Reproduce, please, the span of lines beginning at the line with "Convert this screenshot" and ending at the line with "What data populates", inclusive, minus any pictures.

• • • •

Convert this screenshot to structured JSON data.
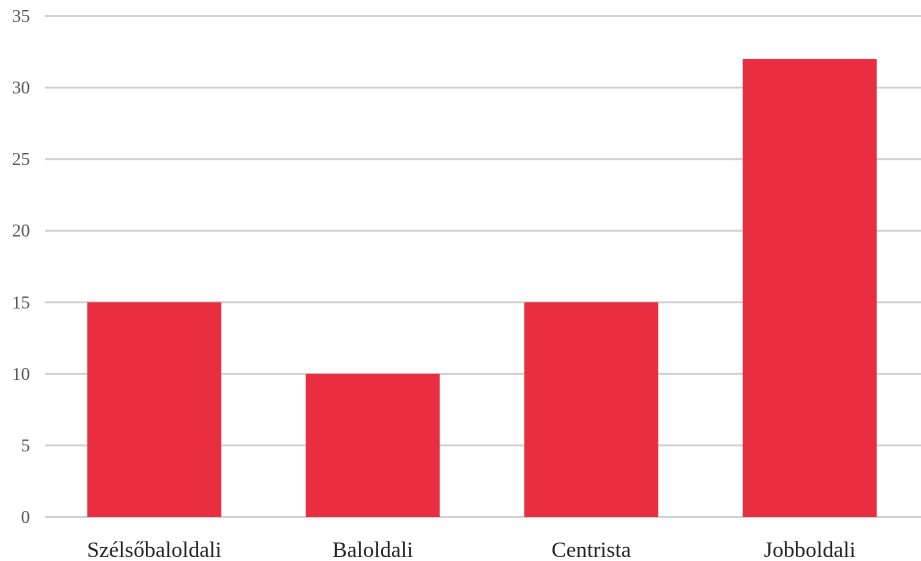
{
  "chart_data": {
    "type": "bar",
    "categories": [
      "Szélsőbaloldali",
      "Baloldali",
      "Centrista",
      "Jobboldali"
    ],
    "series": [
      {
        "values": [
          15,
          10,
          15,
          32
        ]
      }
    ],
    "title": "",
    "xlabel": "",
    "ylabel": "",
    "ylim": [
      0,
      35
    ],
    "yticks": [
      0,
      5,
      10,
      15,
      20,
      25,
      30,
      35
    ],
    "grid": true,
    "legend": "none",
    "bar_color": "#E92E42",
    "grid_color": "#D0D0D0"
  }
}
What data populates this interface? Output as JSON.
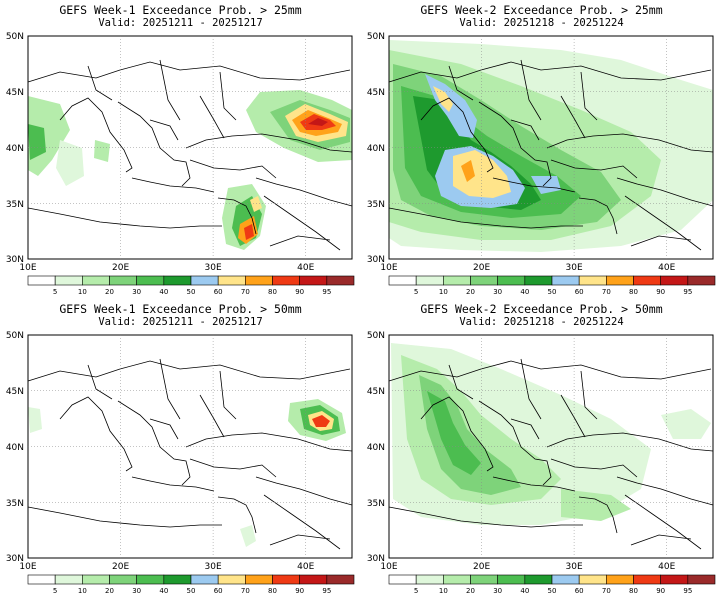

• • • •

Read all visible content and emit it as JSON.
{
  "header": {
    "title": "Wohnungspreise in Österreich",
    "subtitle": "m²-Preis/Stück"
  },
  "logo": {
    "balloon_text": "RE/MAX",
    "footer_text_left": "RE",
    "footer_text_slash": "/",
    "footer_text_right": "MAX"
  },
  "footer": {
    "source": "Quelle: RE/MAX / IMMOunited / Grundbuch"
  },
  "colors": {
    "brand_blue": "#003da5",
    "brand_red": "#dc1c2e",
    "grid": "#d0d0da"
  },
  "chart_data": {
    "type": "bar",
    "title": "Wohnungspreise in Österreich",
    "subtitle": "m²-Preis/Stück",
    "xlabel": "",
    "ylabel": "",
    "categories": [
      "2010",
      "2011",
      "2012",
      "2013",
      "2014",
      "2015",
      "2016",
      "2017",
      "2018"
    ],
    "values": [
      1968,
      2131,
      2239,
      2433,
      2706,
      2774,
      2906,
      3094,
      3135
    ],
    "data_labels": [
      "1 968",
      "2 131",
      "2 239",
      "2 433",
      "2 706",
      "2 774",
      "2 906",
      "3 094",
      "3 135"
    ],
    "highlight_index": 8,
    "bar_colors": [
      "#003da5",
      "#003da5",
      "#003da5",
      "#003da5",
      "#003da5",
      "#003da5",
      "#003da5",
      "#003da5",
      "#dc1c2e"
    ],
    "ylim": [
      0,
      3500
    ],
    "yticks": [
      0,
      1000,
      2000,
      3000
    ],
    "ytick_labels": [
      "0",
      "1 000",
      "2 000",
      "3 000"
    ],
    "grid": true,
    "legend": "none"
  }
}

• • • •

| ANSWER TO THE EXERCISE |
Convert this screenshot to structured JSON data.
{
  "chart_data": {
    "type": "bar",
    "categories": [
      "Szélsőbaloldali",
      "Baloldali",
      "Centrista",
      "Jobboldali"
    ],
    "series": [
      {
        "values": [
          15,
          10,
          15,
          32
        ]
      }
    ],
    "title": "",
    "xlabel": "",
    "ylabel": "",
    "ylim": [
      0,
      35
    ],
    "yticks": [
      0,
      5,
      10,
      15,
      20,
      25,
      30,
      35
    ],
    "grid": true,
    "legend": "none",
    "bar_color": "#E92E42",
    "grid_color": "#D0D0D0"
  }
}
What data populates this interface? Output as JSON.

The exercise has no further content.